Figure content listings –
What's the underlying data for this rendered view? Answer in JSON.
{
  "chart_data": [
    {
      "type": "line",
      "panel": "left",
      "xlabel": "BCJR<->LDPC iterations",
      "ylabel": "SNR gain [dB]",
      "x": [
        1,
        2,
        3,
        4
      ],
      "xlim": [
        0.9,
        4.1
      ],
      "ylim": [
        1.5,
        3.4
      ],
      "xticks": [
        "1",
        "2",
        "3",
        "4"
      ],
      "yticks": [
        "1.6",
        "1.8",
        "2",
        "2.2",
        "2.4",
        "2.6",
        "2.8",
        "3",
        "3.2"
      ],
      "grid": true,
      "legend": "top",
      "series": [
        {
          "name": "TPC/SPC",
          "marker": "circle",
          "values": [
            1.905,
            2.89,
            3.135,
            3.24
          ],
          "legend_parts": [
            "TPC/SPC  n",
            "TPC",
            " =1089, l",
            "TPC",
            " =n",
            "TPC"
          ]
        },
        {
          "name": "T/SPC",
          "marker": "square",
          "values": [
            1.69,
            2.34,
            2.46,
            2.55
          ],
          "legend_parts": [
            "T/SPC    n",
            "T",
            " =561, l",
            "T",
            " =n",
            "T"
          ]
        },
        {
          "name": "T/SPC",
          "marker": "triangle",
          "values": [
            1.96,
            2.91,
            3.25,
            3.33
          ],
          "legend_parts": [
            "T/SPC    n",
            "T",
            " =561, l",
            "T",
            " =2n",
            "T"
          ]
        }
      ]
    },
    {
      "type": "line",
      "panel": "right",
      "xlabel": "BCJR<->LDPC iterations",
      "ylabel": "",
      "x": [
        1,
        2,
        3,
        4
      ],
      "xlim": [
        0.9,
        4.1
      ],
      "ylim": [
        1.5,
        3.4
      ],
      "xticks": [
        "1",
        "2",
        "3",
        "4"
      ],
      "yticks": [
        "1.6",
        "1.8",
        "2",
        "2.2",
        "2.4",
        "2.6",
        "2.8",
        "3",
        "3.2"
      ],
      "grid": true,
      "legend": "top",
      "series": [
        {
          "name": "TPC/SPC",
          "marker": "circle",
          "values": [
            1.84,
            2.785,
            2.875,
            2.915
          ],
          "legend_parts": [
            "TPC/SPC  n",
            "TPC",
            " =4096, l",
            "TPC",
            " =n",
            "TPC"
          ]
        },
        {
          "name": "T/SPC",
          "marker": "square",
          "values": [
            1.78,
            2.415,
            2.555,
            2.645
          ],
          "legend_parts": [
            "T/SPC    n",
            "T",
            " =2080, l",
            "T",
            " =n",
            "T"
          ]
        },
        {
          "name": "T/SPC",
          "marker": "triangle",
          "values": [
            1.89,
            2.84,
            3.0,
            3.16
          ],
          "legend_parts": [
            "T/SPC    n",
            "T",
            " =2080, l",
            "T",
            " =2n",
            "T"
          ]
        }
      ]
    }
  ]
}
* * *
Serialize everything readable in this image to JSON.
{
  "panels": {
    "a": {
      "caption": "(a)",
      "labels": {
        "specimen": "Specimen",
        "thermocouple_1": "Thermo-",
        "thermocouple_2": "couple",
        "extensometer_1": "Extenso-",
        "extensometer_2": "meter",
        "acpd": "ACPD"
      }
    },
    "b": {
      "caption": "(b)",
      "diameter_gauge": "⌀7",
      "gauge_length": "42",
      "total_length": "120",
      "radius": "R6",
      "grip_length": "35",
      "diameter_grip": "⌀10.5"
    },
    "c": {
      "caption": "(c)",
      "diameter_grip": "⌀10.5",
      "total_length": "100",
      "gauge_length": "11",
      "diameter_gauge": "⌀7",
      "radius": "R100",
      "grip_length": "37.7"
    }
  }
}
==
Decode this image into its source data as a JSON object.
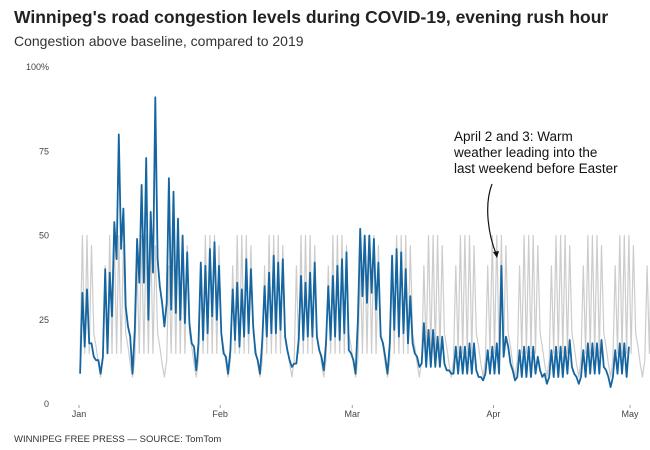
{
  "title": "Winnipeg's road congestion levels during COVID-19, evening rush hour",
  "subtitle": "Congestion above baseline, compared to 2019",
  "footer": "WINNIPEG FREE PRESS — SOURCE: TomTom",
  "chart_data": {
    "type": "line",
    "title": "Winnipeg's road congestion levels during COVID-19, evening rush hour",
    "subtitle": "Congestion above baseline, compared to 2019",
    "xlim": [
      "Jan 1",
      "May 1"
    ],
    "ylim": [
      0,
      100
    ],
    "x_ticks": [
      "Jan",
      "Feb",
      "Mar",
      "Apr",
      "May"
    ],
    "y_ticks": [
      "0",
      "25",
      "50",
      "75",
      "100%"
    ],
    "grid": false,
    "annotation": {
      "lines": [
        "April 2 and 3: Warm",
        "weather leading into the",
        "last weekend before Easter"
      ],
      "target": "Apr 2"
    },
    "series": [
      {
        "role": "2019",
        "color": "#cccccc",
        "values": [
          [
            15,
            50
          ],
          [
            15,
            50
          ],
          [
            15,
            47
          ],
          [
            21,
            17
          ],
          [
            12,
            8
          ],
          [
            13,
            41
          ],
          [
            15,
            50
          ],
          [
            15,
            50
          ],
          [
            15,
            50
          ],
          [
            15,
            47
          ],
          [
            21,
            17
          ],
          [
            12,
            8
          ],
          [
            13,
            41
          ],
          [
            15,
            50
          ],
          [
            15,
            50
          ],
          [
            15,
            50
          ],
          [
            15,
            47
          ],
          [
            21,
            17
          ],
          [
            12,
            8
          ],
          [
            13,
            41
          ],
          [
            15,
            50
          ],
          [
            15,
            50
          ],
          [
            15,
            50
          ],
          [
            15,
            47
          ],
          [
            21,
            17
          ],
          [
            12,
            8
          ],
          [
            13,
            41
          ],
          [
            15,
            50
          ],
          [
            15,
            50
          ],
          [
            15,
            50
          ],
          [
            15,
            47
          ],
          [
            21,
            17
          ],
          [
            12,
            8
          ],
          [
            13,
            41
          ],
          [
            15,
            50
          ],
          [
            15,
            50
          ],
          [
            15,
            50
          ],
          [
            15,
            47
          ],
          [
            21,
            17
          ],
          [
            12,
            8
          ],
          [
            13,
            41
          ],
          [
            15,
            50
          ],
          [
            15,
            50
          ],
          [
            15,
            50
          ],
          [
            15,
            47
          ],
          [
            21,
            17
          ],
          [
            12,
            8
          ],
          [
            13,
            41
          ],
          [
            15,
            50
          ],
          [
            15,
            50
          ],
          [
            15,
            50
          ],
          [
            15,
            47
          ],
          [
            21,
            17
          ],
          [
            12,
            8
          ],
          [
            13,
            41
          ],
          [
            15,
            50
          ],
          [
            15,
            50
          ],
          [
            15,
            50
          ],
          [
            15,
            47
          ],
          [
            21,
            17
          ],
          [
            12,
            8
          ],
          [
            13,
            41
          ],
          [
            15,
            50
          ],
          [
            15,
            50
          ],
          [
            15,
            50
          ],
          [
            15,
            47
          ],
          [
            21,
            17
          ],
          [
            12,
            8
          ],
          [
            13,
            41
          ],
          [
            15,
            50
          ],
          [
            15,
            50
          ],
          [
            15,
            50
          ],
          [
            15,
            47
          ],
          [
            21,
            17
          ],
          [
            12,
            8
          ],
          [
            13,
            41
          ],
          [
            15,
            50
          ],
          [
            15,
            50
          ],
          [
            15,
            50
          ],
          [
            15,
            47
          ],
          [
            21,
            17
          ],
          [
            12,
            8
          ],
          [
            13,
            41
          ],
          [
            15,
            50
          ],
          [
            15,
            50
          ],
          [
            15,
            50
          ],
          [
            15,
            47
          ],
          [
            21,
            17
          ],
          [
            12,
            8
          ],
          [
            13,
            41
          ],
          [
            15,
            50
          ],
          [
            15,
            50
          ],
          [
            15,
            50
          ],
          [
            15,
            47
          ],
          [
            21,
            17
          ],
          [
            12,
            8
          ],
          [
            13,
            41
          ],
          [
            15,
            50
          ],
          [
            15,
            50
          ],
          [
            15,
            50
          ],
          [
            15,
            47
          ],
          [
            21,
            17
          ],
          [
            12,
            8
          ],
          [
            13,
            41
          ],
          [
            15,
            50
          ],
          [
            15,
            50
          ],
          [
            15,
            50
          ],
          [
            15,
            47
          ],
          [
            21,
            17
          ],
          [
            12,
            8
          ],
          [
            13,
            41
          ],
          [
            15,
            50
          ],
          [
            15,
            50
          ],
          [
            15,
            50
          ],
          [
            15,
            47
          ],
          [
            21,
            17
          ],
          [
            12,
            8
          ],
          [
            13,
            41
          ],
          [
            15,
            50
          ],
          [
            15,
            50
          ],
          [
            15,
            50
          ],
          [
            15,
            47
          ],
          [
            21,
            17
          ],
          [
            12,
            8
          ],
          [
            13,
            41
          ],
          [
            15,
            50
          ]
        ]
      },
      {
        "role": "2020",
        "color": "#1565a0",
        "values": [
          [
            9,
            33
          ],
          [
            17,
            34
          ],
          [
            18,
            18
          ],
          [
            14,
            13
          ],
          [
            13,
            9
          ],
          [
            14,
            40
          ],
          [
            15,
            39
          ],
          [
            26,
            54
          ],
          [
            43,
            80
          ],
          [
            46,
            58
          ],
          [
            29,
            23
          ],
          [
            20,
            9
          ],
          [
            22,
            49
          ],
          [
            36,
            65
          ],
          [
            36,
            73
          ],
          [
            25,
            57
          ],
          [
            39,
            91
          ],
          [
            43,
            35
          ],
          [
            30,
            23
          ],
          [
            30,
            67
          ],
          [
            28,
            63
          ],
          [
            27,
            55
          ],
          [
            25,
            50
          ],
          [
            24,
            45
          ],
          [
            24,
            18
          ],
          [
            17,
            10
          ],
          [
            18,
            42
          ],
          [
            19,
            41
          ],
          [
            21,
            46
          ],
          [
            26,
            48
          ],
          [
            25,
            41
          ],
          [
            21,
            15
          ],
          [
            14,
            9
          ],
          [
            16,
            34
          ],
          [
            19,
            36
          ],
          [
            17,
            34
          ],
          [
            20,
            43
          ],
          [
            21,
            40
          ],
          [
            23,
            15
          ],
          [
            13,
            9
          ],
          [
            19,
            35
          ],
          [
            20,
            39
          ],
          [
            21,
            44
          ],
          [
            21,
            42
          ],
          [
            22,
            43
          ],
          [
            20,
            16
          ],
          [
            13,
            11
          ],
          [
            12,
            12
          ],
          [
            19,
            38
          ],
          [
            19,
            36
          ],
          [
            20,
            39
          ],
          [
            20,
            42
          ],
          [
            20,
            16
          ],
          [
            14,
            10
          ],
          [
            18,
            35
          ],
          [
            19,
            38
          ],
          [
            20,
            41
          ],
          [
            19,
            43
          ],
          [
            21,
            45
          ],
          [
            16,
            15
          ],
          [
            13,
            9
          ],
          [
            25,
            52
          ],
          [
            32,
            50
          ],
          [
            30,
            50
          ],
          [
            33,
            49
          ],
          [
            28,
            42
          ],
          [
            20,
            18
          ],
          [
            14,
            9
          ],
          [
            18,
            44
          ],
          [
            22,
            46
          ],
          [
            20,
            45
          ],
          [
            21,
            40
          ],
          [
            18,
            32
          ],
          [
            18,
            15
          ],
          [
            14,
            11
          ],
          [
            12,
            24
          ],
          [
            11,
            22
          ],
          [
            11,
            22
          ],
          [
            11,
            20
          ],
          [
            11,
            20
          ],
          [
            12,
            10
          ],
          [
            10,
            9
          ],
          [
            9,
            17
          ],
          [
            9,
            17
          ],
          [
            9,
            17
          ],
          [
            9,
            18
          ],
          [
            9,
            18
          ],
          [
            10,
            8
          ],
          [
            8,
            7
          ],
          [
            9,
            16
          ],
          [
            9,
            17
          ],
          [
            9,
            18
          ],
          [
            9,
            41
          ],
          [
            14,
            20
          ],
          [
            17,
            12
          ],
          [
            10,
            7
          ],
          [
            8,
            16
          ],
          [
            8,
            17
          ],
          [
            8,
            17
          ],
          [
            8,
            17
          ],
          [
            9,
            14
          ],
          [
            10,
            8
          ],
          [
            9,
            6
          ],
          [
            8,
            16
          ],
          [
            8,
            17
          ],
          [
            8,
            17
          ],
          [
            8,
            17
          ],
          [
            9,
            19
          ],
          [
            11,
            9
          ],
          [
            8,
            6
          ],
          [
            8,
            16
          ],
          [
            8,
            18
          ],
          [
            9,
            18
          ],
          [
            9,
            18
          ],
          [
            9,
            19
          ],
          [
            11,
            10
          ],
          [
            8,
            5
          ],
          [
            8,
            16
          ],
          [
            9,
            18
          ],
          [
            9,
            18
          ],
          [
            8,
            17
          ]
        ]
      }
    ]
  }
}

Task description – Copy each line above that contains the string "this".

Completed task –
What's the underlying data for this rendered view? Answer in JSON.
Serialize everything readable in this image to JSON.
Decode this image into its source data as a JSON object.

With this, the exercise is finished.